(Excerpt from a dataset)
··········
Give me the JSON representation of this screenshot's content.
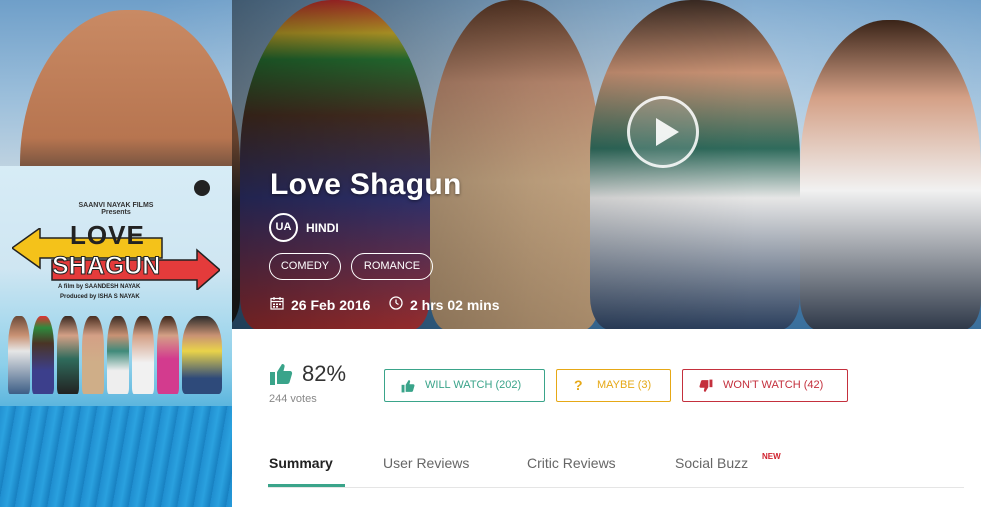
{
  "movie": {
    "title": "Love Shagun",
    "certification": "UA",
    "language": "HINDI",
    "genres": [
      "COMEDY",
      "ROMANCE"
    ],
    "release_date": "26 Feb 2016",
    "duration": "2 hrs 02 mins"
  },
  "poster": {
    "presents_line1": "SAANVI NAYAK FILMS",
    "presents_line2": "Presents",
    "title_line1": "LOVE",
    "title_line2": "SHAGUN",
    "credit_director": "A film by SAANDESH NAYAK",
    "credit_producer": "Produced by ISHA S NAYAK"
  },
  "rating": {
    "percent": "82%",
    "votes": "244 votes"
  },
  "vote_buttons": {
    "will_watch": "WILL WATCH (202)",
    "maybe": "MAYBE (3)",
    "wont_watch": "WON'T WATCH (42)"
  },
  "tabs": [
    {
      "label": "Summary",
      "active": true
    },
    {
      "label": "User Reviews",
      "active": false
    },
    {
      "label": "Critic Reviews",
      "active": false
    },
    {
      "label": "Social Buzz",
      "active": false,
      "badge": "NEW"
    }
  ],
  "colors": {
    "accent_green": "#3aa48a",
    "maybe_yellow": "#e6a816",
    "wont_red": "#c4303d",
    "new_badge_red": "#d0222e"
  },
  "icons": {
    "play": "play-icon",
    "calendar": "calendar-icon",
    "clock": "clock-icon",
    "thumbs_up": "thumbs-up-icon",
    "question": "question-icon",
    "thumbs_down": "thumbs-down-icon"
  }
}
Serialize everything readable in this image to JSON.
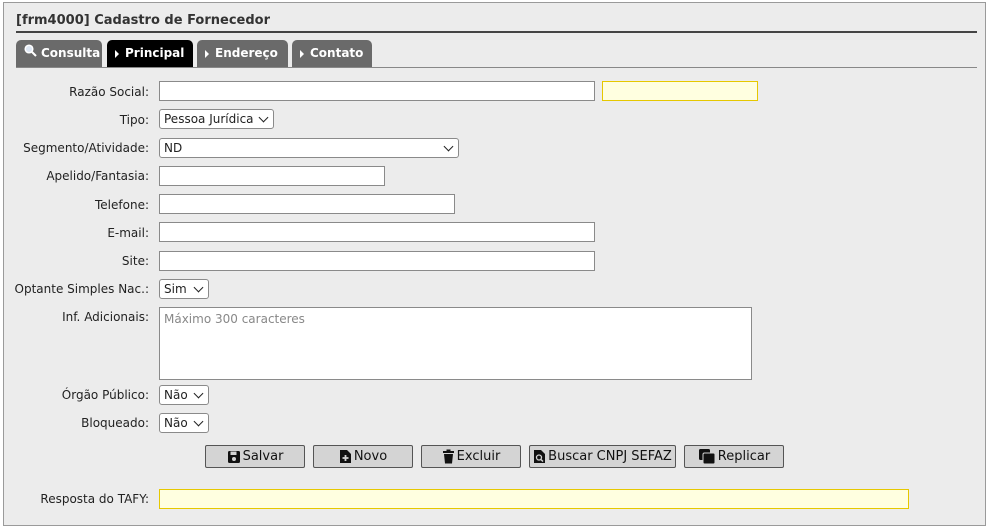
{
  "window": {
    "title": "[frm4000] Cadastro de Fornecedor"
  },
  "tabs": [
    {
      "label": "Consulta",
      "icon": "magnifier-icon"
    },
    {
      "label": "Principal",
      "icon": "triangle-right-icon"
    },
    {
      "label": "Endereço",
      "icon": "triangle-right-icon"
    },
    {
      "label": "Contato",
      "icon": "triangle-right-icon"
    }
  ],
  "form": {
    "razao_social": {
      "label": "Razão Social:",
      "value": "",
      "extra_value": ""
    },
    "tipo": {
      "label": "Tipo:",
      "selected": "Pessoa Jurídica"
    },
    "segmento": {
      "label": "Segmento/Atividade:",
      "selected": "ND"
    },
    "apelido": {
      "label": "Apelido/Fantasia:",
      "value": ""
    },
    "telefone": {
      "label": "Telefone:",
      "value": ""
    },
    "email": {
      "label": "E-mail:",
      "value": ""
    },
    "site": {
      "label": "Site:",
      "value": ""
    },
    "optante": {
      "label": "Optante Simples Nac.:",
      "selected": "Sim"
    },
    "inf_adicionais": {
      "label": "Inf. Adicionais:",
      "value": "",
      "placeholder": "Máximo 300 caracteres"
    },
    "orgao_publico": {
      "label": "Órgão Público:",
      "selected": "Não"
    },
    "bloqueado": {
      "label": "Bloqueado:",
      "selected": "Não"
    },
    "resposta_tafy": {
      "label": "Resposta do TAFY:",
      "value": ""
    }
  },
  "buttons": {
    "salvar": "Salvar",
    "novo": "Novo",
    "excluir": "Excluir",
    "buscar_cnpj": "Buscar CNPJ SEFAZ",
    "replicar": "Replicar"
  },
  "colors": {
    "active_tab": "#000000",
    "inactive_tab": "#6a6a6a",
    "highlight_field": "#ffffe0",
    "highlight_border": "#e6c800"
  }
}
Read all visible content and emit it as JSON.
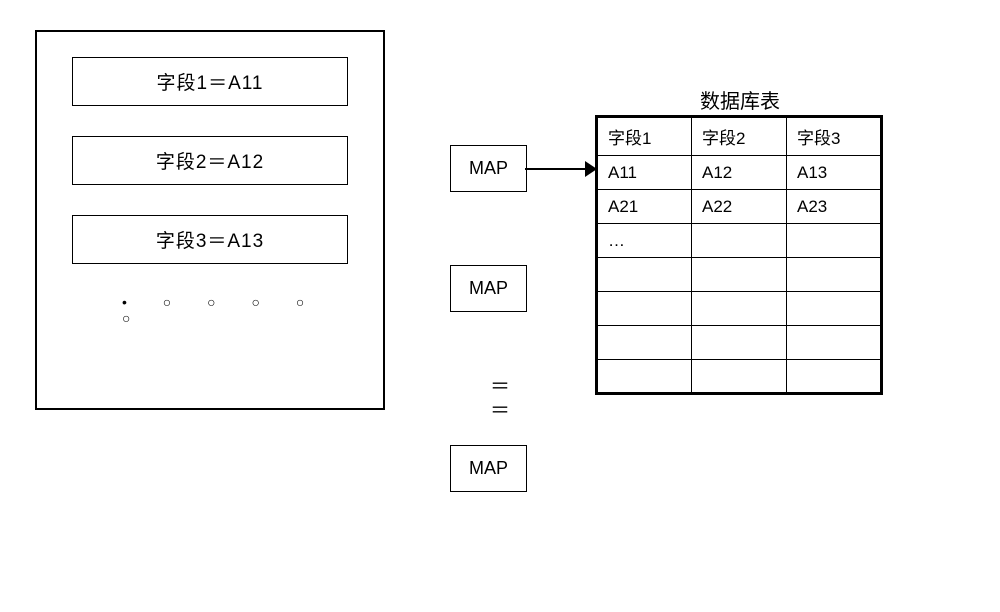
{
  "left_panel": {
    "fields": [
      "字段1＝A11",
      "字段2＝A12",
      "字段3＝A13"
    ],
    "dots": "• ○ ○ ○ ○ ○"
  },
  "map_boxes": {
    "map1": "MAP",
    "map2": "MAP",
    "map3": "MAP"
  },
  "equals": {
    "line1": "＝",
    "line2": "＝"
  },
  "table": {
    "title": "数据库表",
    "headers": [
      "字段1",
      "字段2",
      "字段3"
    ],
    "rows": [
      [
        "A11",
        "A12",
        "A13"
      ],
      [
        "A21",
        "A22",
        "A23"
      ],
      [
        "…",
        "",
        ""
      ],
      [
        "",
        "",
        ""
      ],
      [
        "",
        "",
        ""
      ],
      [
        "",
        "",
        ""
      ],
      [
        "",
        "",
        ""
      ]
    ]
  }
}
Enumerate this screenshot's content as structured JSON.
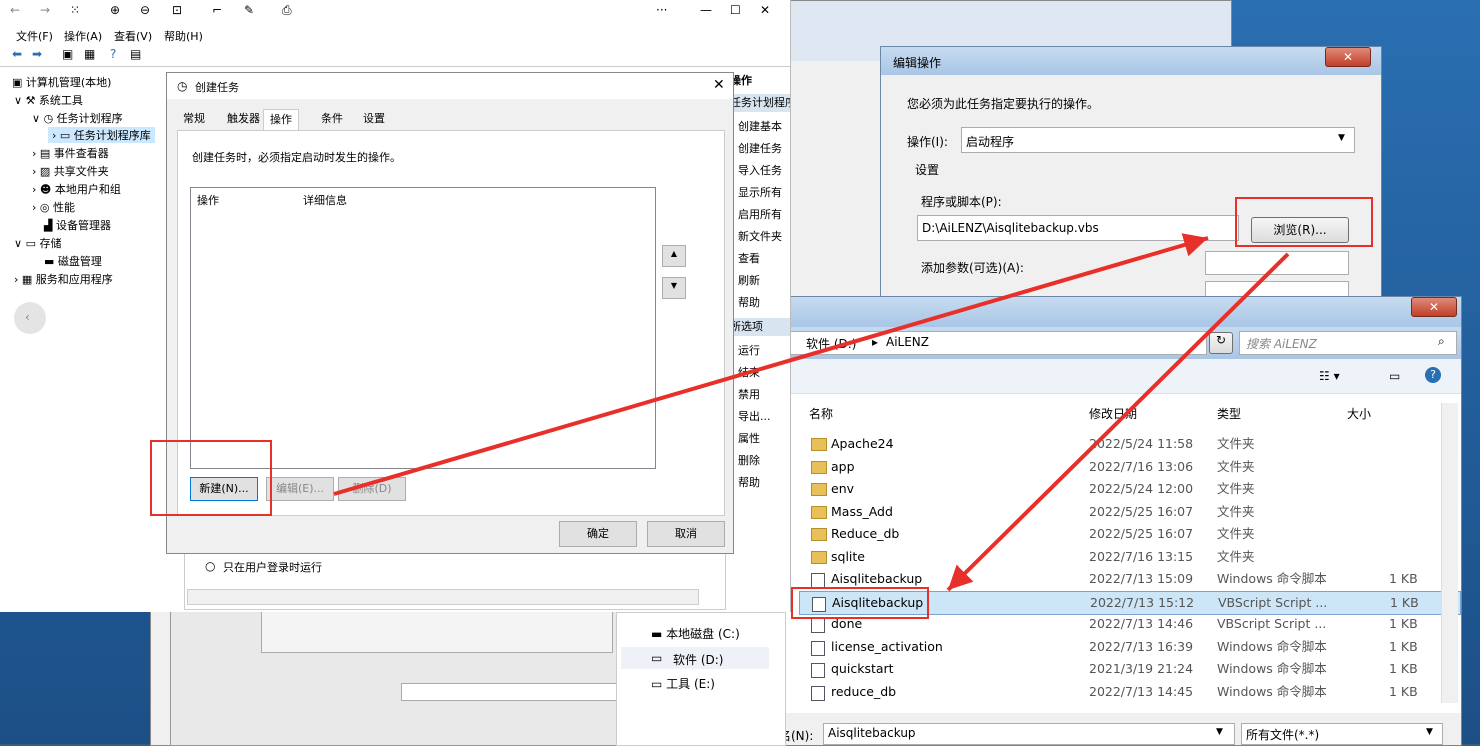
{
  "mmc": {
    "menu": [
      "文件(F)",
      "操作(A)",
      "查看(V)",
      "帮助(H)"
    ],
    "tree": {
      "root": "计算机管理(本地)",
      "system_tools": "系统工具",
      "task_scheduler": "任务计划程序",
      "task_library": "任务计划程序库",
      "event_viewer": "事件查看器",
      "shared_folders": "共享文件夹",
      "local_users": "本地用户和组",
      "performance": "性能",
      "device_manager": "设备管理器",
      "storage": "存储",
      "disk_management": "磁盘管理",
      "services_apps": "服务和应用程序"
    },
    "actions": {
      "header": "操作",
      "section1": "任务计划程序",
      "items": [
        "创建基本",
        "创建任务",
        "导入任务",
        "显示所有",
        "启用所有",
        "新文件夹",
        "查看",
        "刷新",
        "帮助"
      ],
      "section2": "所选项",
      "items2": [
        "运行",
        "结束",
        "禁用",
        "导出...",
        "属性",
        "删除",
        "帮助"
      ]
    }
  },
  "create_task": {
    "title": "创建任务",
    "tabs": [
      "常规",
      "触发器",
      "操作",
      "条件",
      "设置"
    ],
    "active_tab": "操作",
    "description": "创建任务时，必须指定启动时发生的操作。",
    "columns": [
      "操作",
      "详细信息"
    ],
    "buttons": {
      "new": "新建(N)...",
      "edit": "编辑(E)...",
      "delete": "删除(D)",
      "ok": "确定",
      "cancel": "取消"
    },
    "behind_option": "只在用户登录时运行"
  },
  "edit_action": {
    "title": "编辑操作",
    "instruction": "您必须为此任务指定要执行的操作。",
    "action_label": "操作(I):",
    "action_value": "启动程序",
    "settings_label": "设置",
    "program_label": "程序或脚本(P):",
    "program_value": "D:\\AiLENZ\\Aisqlitebackup.vbs",
    "browse": "浏览(R)...",
    "args_label": "添加参数(可选)(A):"
  },
  "file_dialog": {
    "breadcrumb": [
      "软件 (D:)",
      "AiLENZ"
    ],
    "search_placeholder": "搜索 AiLENZ",
    "columns": {
      "name": "名称",
      "date": "修改日期",
      "type": "类型",
      "size": "大小"
    },
    "rows": [
      {
        "name": "Apache24",
        "date": "2022/5/24 11:58",
        "type": "文件夹",
        "size": "",
        "kind": "folder"
      },
      {
        "name": "app",
        "date": "2022/7/16 13:06",
        "type": "文件夹",
        "size": "",
        "kind": "folder"
      },
      {
        "name": "env",
        "date": "2022/5/24 12:00",
        "type": "文件夹",
        "size": "",
        "kind": "folder"
      },
      {
        "name": "Mass_Add",
        "date": "2022/5/25 16:07",
        "type": "文件夹",
        "size": "",
        "kind": "folder"
      },
      {
        "name": "Reduce_db",
        "date": "2022/5/25 16:07",
        "type": "文件夹",
        "size": "",
        "kind": "folder"
      },
      {
        "name": "sqlite",
        "date": "2022/7/16 13:15",
        "type": "文件夹",
        "size": "",
        "kind": "folder"
      },
      {
        "name": "Aisqlitebackup",
        "date": "2022/7/13 15:09",
        "type": "Windows 命令脚本",
        "size": "1 KB",
        "kind": "script"
      },
      {
        "name": "Aisqlitebackup",
        "date": "2022/7/13 15:12",
        "type": "VBScript Script ...",
        "size": "1 KB",
        "kind": "script"
      },
      {
        "name": "done",
        "date": "2022/7/13 14:46",
        "type": "VBScript Script ...",
        "size": "1 KB",
        "kind": "script"
      },
      {
        "name": "license_activation",
        "date": "2022/7/13 16:39",
        "type": "Windows 命令脚本",
        "size": "1 KB",
        "kind": "script"
      },
      {
        "name": "quickstart",
        "date": "2021/3/19 21:24",
        "type": "Windows 命令脚本",
        "size": "1 KB",
        "kind": "script"
      },
      {
        "name": "reduce_db",
        "date": "2022/7/13 14:45",
        "type": "Windows 命令脚本",
        "size": "1 KB",
        "kind": "script"
      }
    ],
    "selected_index": 7,
    "nav": [
      "本地磁盘 (C:)",
      "软件 (D:)",
      "工具 (E:)"
    ],
    "filename_label": "文件名(N):",
    "filename_value": "Aisqlitebackup",
    "filter": "所有文件(*.*)"
  },
  "colors": {
    "highlight": "#e8302a",
    "selection": "#cde6f7"
  }
}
··········
EXERCISE DIRECTIONS | Report how many lines in the listing above include the word "this". Give nothing but the number.

WRITTEN RESPONSE | 3